State how many lines hold the string "符号是J". Give the number and nothing else.

# PROVIDED RECORDS
____________
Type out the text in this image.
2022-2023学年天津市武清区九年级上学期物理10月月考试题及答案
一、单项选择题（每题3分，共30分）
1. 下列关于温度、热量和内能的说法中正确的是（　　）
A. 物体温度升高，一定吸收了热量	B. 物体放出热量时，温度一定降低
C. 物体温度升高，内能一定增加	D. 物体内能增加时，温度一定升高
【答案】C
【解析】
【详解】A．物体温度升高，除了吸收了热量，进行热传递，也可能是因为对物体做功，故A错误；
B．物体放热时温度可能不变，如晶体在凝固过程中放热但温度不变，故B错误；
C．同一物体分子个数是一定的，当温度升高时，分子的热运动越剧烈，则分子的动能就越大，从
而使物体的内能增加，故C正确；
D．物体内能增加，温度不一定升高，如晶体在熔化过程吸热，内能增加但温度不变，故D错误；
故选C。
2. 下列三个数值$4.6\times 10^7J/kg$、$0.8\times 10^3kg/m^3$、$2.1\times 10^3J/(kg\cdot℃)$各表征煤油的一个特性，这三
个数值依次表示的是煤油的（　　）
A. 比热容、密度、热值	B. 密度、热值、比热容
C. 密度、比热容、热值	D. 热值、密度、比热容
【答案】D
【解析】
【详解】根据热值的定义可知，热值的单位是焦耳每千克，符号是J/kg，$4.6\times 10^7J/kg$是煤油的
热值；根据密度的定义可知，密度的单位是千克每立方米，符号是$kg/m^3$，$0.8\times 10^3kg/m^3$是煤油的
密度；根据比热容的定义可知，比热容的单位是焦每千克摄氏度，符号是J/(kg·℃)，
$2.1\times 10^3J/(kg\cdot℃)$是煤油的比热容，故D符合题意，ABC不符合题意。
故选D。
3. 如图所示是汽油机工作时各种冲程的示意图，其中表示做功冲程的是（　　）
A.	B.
____________
# TASK RESPONSE
2